Exercise task: Each entry must be given again exactly; images do not belong in the copy.
★ ★ ★ ★
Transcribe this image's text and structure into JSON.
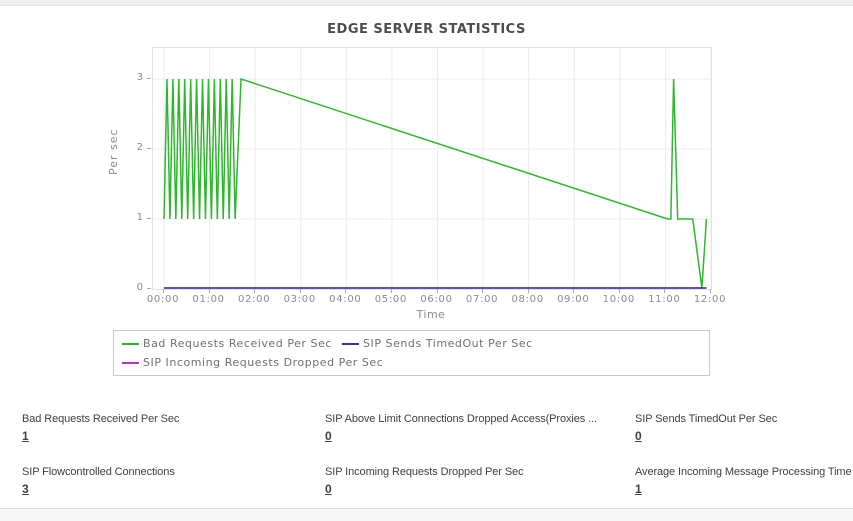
{
  "title": "EDGE SERVER STATISTICS",
  "chart_data": {
    "type": "line",
    "title": "EDGE SERVER STATISTICS",
    "xlabel": "Time",
    "ylabel": "Per sec",
    "x_ticks": [
      "00:00",
      "01:00",
      "02:00",
      "03:00",
      "04:00",
      "05:00",
      "06:00",
      "07:00",
      "08:00",
      "09:00",
      "10:00",
      "11:00",
      "12:00"
    ],
    "y_ticks": [
      0,
      1,
      2,
      3
    ],
    "xlim_hours": [
      0,
      12
    ],
    "ylim": [
      0,
      3.45
    ],
    "grid": true,
    "legend_position": "bottom",
    "series": [
      {
        "name": "Bad Requests Received Per Sec",
        "color": "#2eb82e",
        "points": [
          [
            0,
            1
          ],
          [
            0.065,
            3
          ],
          [
            0.13,
            1
          ],
          [
            0.195,
            3
          ],
          [
            0.26,
            1
          ],
          [
            0.325,
            3
          ],
          [
            0.39,
            1
          ],
          [
            0.455,
            3
          ],
          [
            0.52,
            1
          ],
          [
            0.585,
            3
          ],
          [
            0.65,
            1
          ],
          [
            0.715,
            3
          ],
          [
            0.78,
            1
          ],
          [
            0.845,
            3
          ],
          [
            0.91,
            1
          ],
          [
            0.975,
            3
          ],
          [
            1.04,
            1
          ],
          [
            1.105,
            3
          ],
          [
            1.17,
            1
          ],
          [
            1.235,
            3
          ],
          [
            1.3,
            1
          ],
          [
            1.365,
            3
          ],
          [
            1.43,
            1
          ],
          [
            1.495,
            3
          ],
          [
            1.56,
            1
          ],
          [
            1.69,
            3
          ],
          [
            11.05,
            1
          ],
          [
            11.12,
            1
          ],
          [
            11.18,
            3
          ],
          [
            11.27,
            1
          ],
          [
            11.6,
            1
          ],
          [
            11.8,
            0
          ],
          [
            11.9,
            1
          ]
        ]
      },
      {
        "name": "SIP Incoming Requests Dropped Per Sec",
        "color": "#bf30bf",
        "points": [
          [
            0,
            0
          ],
          [
            11.9,
            0
          ]
        ]
      },
      {
        "name": "SIP Sends TimedOut Per Sec",
        "color": "#38389b",
        "points": [
          [
            0,
            0
          ],
          [
            11.9,
            0
          ]
        ]
      }
    ],
    "legend_order": [
      "Bad Requests Received Per Sec",
      "SIP Sends TimedOut Per Sec",
      "SIP Incoming Requests Dropped Per Sec"
    ]
  },
  "stats": [
    {
      "label": "Bad Requests Received Per Sec",
      "value": "1"
    },
    {
      "label": "SIP Above Limit Connections Dropped Access(Proxies ...",
      "value": "0"
    },
    {
      "label": "SIP Sends TimedOut Per Sec",
      "value": "0"
    },
    {
      "label": "SIP Flowcontrolled Connections",
      "value": "3"
    },
    {
      "label": "SIP Incoming Requests Dropped Per Sec",
      "value": "0"
    },
    {
      "label": "Average Incoming Message Processing Time",
      "value": "1"
    }
  ],
  "colors": {
    "grid": "#ececec",
    "plot_border": "#e2e2e2",
    "tick": "#a9a9a9",
    "axis_text": "#8b8b8b",
    "legend_text": "#6f6f6f",
    "title_text": "#4d4d4d"
  }
}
★ ★ ★ ★
Written solution:
Transcribe this image's text and structure into JSON.
{
  "title": "EDGE SERVER STATISTICS",
  "chart_data": {
    "type": "line",
    "title": "EDGE SERVER STATISTICS",
    "xlabel": "Time",
    "ylabel": "Per sec",
    "x_ticks": [
      "00:00",
      "01:00",
      "02:00",
      "03:00",
      "04:00",
      "05:00",
      "06:00",
      "07:00",
      "08:00",
      "09:00",
      "10:00",
      "11:00",
      "12:00"
    ],
    "y_ticks": [
      0,
      1,
      2,
      3
    ],
    "xlim_hours": [
      0,
      12
    ],
    "ylim": [
      0,
      3.45
    ],
    "grid": true,
    "legend_position": "bottom",
    "series": [
      {
        "name": "Bad Requests Received Per Sec",
        "color": "#2eb82e",
        "points": [
          [
            0,
            1
          ],
          [
            0.065,
            3
          ],
          [
            0.13,
            1
          ],
          [
            0.195,
            3
          ],
          [
            0.26,
            1
          ],
          [
            0.325,
            3
          ],
          [
            0.39,
            1
          ],
          [
            0.455,
            3
          ],
          [
            0.52,
            1
          ],
          [
            0.585,
            3
          ],
          [
            0.65,
            1
          ],
          [
            0.715,
            3
          ],
          [
            0.78,
            1
          ],
          [
            0.845,
            3
          ],
          [
            0.91,
            1
          ],
          [
            0.975,
            3
          ],
          [
            1.04,
            1
          ],
          [
            1.105,
            3
          ],
          [
            1.17,
            1
          ],
          [
            1.235,
            3
          ],
          [
            1.3,
            1
          ],
          [
            1.365,
            3
          ],
          [
            1.43,
            1
          ],
          [
            1.495,
            3
          ],
          [
            1.56,
            1
          ],
          [
            1.69,
            3
          ],
          [
            11.05,
            1
          ],
          [
            11.12,
            1
          ],
          [
            11.18,
            3
          ],
          [
            11.27,
            1
          ],
          [
            11.6,
            1
          ],
          [
            11.8,
            0
          ],
          [
            11.9,
            1
          ]
        ]
      },
      {
        "name": "SIP Incoming Requests Dropped Per Sec",
        "color": "#bf30bf",
        "points": [
          [
            0,
            0
          ],
          [
            11.9,
            0
          ]
        ]
      },
      {
        "name": "SIP Sends TimedOut Per Sec",
        "color": "#38389b",
        "points": [
          [
            0,
            0
          ],
          [
            11.9,
            0
          ]
        ]
      }
    ],
    "legend_order": [
      "Bad Requests Received Per Sec",
      "SIP Sends TimedOut Per Sec",
      "SIP Incoming Requests Dropped Per Sec"
    ]
  },
  "stats": [
    {
      "label": "Bad Requests Received Per Sec",
      "value": "1"
    },
    {
      "label": "SIP Above Limit Connections Dropped Access(Proxies ...",
      "value": "0"
    },
    {
      "label": "SIP Sends TimedOut Per Sec",
      "value": "0"
    },
    {
      "label": "SIP Flowcontrolled Connections",
      "value": "3"
    },
    {
      "label": "SIP Incoming Requests Dropped Per Sec",
      "value": "0"
    },
    {
      "label": "Average Incoming Message Processing Time",
      "value": "1"
    }
  ],
  "colors": {
    "grid": "#ececec",
    "plot_border": "#e2e2e2",
    "tick": "#a9a9a9",
    "axis_text": "#8b8b8b",
    "legend_text": "#6f6f6f",
    "title_text": "#4d4d4d"
  }
}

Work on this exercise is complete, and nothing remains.